- _EXERCISE DIRECTIONS_
Print all of the data exactly.

- _Records from a data collection_
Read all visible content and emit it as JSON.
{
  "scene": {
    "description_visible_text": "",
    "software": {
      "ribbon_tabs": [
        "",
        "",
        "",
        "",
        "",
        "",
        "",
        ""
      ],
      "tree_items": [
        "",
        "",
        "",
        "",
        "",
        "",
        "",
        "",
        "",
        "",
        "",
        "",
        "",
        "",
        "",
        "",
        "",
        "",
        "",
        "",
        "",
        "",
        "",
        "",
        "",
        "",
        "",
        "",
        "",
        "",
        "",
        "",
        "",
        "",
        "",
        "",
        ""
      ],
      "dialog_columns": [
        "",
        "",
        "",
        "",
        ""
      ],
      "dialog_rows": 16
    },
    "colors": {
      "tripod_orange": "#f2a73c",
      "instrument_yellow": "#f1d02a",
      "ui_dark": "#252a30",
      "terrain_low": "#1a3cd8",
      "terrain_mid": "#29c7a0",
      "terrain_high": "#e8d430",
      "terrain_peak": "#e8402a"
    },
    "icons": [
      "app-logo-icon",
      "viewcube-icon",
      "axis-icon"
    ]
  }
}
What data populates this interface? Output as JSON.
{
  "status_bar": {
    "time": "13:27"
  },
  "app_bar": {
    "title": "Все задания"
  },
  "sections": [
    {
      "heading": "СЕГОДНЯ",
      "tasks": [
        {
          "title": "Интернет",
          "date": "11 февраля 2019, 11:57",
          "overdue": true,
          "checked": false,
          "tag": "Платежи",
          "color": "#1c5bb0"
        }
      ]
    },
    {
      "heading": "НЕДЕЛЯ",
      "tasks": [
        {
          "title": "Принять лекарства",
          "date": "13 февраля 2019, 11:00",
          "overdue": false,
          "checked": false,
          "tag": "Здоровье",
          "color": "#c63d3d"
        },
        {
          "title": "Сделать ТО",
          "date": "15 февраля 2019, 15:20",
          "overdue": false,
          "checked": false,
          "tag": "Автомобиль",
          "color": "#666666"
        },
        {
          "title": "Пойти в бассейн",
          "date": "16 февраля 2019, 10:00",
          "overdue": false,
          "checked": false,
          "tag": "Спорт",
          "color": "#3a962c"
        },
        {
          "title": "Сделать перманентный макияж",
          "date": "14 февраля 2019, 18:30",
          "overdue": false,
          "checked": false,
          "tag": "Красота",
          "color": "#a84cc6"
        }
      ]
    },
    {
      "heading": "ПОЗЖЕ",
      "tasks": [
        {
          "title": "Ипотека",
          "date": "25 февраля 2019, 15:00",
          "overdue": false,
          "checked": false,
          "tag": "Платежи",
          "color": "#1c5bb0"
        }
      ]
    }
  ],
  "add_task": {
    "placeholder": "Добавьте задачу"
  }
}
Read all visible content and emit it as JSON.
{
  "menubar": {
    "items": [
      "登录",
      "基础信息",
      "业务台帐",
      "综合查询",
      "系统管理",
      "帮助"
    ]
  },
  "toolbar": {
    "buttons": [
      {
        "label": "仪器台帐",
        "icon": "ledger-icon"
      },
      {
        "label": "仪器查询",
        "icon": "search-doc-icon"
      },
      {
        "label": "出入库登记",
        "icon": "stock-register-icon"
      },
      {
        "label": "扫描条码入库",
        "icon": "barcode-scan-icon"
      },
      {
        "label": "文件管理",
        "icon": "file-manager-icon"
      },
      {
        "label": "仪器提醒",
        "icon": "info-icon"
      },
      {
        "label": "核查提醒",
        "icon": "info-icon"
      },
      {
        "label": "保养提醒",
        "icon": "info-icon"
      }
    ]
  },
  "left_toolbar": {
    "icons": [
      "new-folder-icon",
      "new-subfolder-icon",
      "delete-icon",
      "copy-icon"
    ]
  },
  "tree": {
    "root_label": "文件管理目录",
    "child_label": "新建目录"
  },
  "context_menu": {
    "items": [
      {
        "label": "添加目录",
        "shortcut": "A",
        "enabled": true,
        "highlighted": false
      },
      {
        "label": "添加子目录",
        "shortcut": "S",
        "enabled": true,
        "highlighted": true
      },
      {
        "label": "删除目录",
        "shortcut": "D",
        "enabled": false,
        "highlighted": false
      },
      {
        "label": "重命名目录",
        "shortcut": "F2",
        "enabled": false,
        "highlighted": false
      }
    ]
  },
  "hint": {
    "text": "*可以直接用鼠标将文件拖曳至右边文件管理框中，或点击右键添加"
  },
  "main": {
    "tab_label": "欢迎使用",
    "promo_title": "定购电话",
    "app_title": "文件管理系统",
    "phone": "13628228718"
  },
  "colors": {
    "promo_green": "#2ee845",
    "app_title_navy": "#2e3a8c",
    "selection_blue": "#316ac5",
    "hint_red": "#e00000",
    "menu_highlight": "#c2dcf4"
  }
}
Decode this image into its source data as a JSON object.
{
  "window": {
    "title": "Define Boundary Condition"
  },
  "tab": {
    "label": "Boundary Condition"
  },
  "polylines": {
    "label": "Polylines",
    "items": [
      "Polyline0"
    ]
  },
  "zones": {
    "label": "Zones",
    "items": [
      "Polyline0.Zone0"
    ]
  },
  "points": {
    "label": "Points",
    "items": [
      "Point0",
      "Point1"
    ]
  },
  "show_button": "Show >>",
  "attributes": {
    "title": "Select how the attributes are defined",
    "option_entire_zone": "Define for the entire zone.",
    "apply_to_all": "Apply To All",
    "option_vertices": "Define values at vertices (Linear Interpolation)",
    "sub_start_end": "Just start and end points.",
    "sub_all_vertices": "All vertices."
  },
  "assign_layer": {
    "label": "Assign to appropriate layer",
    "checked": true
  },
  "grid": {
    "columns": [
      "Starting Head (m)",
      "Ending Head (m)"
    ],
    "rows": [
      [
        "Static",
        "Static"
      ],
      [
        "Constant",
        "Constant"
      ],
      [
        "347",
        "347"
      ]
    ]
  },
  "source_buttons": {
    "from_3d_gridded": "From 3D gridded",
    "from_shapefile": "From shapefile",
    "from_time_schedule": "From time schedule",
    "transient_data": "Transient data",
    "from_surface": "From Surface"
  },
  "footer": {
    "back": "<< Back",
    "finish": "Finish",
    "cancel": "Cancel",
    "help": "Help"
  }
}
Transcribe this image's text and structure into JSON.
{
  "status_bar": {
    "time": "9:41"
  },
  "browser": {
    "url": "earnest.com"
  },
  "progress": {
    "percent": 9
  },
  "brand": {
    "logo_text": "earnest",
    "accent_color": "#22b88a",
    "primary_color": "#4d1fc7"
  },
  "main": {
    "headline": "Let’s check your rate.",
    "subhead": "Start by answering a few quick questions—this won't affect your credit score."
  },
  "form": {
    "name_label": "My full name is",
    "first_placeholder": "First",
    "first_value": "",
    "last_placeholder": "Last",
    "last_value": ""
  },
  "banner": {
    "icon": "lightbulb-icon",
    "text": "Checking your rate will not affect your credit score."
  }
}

- _CORRECT RESPONSE_
Read all visible content and emit it as JSON.
{
  "scene": {
    "description_visible_text": "",
    "software": {
      "ribbon_tabs": [
        "",
        "",
        "",
        "",
        "",
        "",
        "",
        ""
      ],
      "tree_items": [
        "",
        "",
        "",
        "",
        "",
        "",
        "",
        "",
        "",
        "",
        "",
        "",
        "",
        "",
        "",
        "",
        "",
        "",
        "",
        "",
        "",
        "",
        "",
        "",
        "",
        "",
        "",
        "",
        "",
        "",
        "",
        "",
        "",
        "",
        "",
        "",
        ""
      ],
      "dialog_columns": [
        "",
        "",
        "",
        "",
        ""
      ],
      "dialog_rows": 16
    },
    "colors": {
      "tripod_orange": "#f2a73c",
      "instrument_yellow": "#f1d02a",
      "ui_dark": "#252a30",
      "terrain_low": "#1a3cd8",
      "terrain_mid": "#29c7a0",
      "terrain_high": "#e8d430",
      "terrain_peak": "#e8402a"
    },
    "icons": [
      "app-logo-icon",
      "viewcube-icon",
      "axis-icon"
    ]
  }
}
What data populates this interface? Output as JSON.
{
  "status_bar": {
    "time": "13:27"
  },
  "app_bar": {
    "title": "Все задания"
  },
  "sections": [
    {
      "heading": "СЕГОДНЯ",
      "tasks": [
        {
          "title": "Интернет",
          "date": "11 февраля 2019, 11:57",
          "overdue": true,
          "checked": false,
          "tag": "Платежи",
          "color": "#1c5bb0"
        }
      ]
    },
    {
      "heading": "НЕДЕЛЯ",
      "tasks": [
        {
          "title": "Принять лекарства",
          "date": "13 февраля 2019, 11:00",
          "overdue": false,
          "checked": false,
          "tag": "Здоровье",
          "color": "#c63d3d"
        },
        {
          "title": "Сделать ТО",
          "date": "15 февраля 2019, 15:20",
          "overdue": false,
          "checked": false,
          "tag": "Автомобиль",
          "color": "#666666"
        },
        {
          "title": "Пойти в бассейн",
          "date": "16 февраля 2019, 10:00",
          "overdue": false,
          "checked": false,
          "tag": "Спорт",
          "color": "#3a962c"
        },
        {
          "title": "Сделать перманентный макияж",
          "date": "14 февраля 2019, 18:30",
          "overdue": false,
          "checked": false,
          "tag": "Красота",
          "color": "#a84cc6"
        }
      ]
    },
    {
      "heading": "ПОЗЖЕ",
      "tasks": [
        {
          "title": "Ипотека",
          "date": "25 февраля 2019, 15:00",
          "overdue": false,
          "checked": false,
          "tag": "Платежи",
          "color": "#1c5bb0"
        }
      ]
    }
  ],
  "add_task": {
    "placeholder": "Добавьте задачу"
  }
}
Read all visible content and emit it as JSON.
{
  "menubar": {
    "items": [
      "登录",
      "基础信息",
      "业务台帐",
      "综合查询",
      "系统管理",
      "帮助"
    ]
  },
  "toolbar": {
    "buttons": [
      {
        "label": "仪器台帐",
        "icon": "ledger-icon"
      },
      {
        "label": "仪器查询",
        "icon": "search-doc-icon"
      },
      {
        "label": "出入库登记",
        "icon": "stock-register-icon"
      },
      {
        "label": "扫描条码入库",
        "icon": "barcode-scan-icon"
      },
      {
        "label": "文件管理",
        "icon": "file-manager-icon"
      },
      {
        "label": "仪器提醒",
        "icon": "info-icon"
      },
      {
        "label": "核查提醒",
        "icon": "info-icon"
      },
      {
        "label": "保养提醒",
        "icon": "info-icon"
      }
    ]
  },
  "left_toolbar": {
    "icons": [
      "new-folder-icon",
      "new-subfolder-icon",
      "delete-icon",
      "copy-icon"
    ]
  },
  "tree": {
    "root_label": "文件管理目录",
    "child_label": "新建目录"
  },
  "context_menu": {
    "items": [
      {
        "label": "添加目录",
        "shortcut": "A",
        "enabled": true,
        "highlighted": false
      },
      {
        "label": "添加子目录",
        "shortcut": "S",
        "enabled": true,
        "highlighted": true
      },
      {
        "label": "删除目录",
        "shortcut": "D",
        "enabled": false,
        "highlighted": false
      },
      {
        "label": "重命名目录",
        "shortcut": "F2",
        "enabled": false,
        "highlighted": false
      }
    ]
  },
  "hint": {
    "text": "*可以直接用鼠标将文件拖曳至右边文件管理框中，或点击右键添加"
  },
  "main": {
    "tab_label": "欢迎使用",
    "promo_title": "定购电话",
    "app_title": "文件管理系统",
    "phone": "13628228718"
  },
  "colors": {
    "promo_green": "#2ee845",
    "app_title_navy": "#2e3a8c",
    "selection_blue": "#316ac5",
    "hint_red": "#e00000",
    "menu_highlight": "#c2dcf4"
  }
}
Decode this image into its source data as a JSON object.
{
  "window": {
    "title": "Define Boundary Condition"
  },
  "tab": {
    "label": "Boundary Condition"
  },
  "polylines": {
    "label": "Polylines",
    "items": [
      "Polyline0"
    ]
  },
  "zones": {
    "label": "Zones",
    "items": [
      "Polyline0.Zone0"
    ]
  },
  "points": {
    "label": "Points",
    "items": [
      "Point0",
      "Point1"
    ]
  },
  "show_button": "Show >>",
  "attributes": {
    "title": "Select how the attributes are defined",
    "option_entire_zone": "Define for the entire zone.",
    "apply_to_all": "Apply To All",
    "option_vertices": "Define values at vertices (Linear Interpolation)",
    "sub_start_end": "Just start and end points.",
    "sub_all_vertices": "All vertices."
  },
  "assign_layer": {
    "label": "Assign to appropriate layer",
    "checked": true
  },
  "grid": {
    "columns": [
      "Starting Head (m)",
      "Ending Head (m)"
    ],
    "rows": [
      [
        "Static",
        "Static"
      ],
      [
        "Constant",
        "Constant"
      ],
      [
        "347",
        "347"
      ]
    ]
  },
  "source_buttons": {
    "from_3d_gridded": "From 3D gridded",
    "from_shapefile": "From shapefile",
    "from_time_schedule": "From time schedule",
    "transient_data": "Transient data",
    "from_surface": "From Surface"
  },
  "footer": {
    "back": "<< Back",
    "finish": "Finish",
    "cancel": "Cancel",
    "help": "Help"
  }
}
Transcribe this image's text and structure into JSON.
{
  "status_bar": {
    "time": "9:41"
  },
  "browser": {
    "url": "earnest.com"
  },
  "progress": {
    "percent": 9
  },
  "brand": {
    "logo_text": "earnest",
    "accent_color": "#22b88a",
    "primary_color": "#4d1fc7"
  },
  "main": {
    "headline": "Let’s check your rate.",
    "subhead": "Start by answering a few quick questions—this won't affect your credit score."
  },
  "form": {
    "name_label": "My full name is",
    "first_placeholder": "First",
    "first_value": "",
    "last_placeholder": "Last",
    "last_value": ""
  },
  "banner": {
    "icon": "lightbulb-icon",
    "text": "Checking your rate will not affect your credit score."
  }
}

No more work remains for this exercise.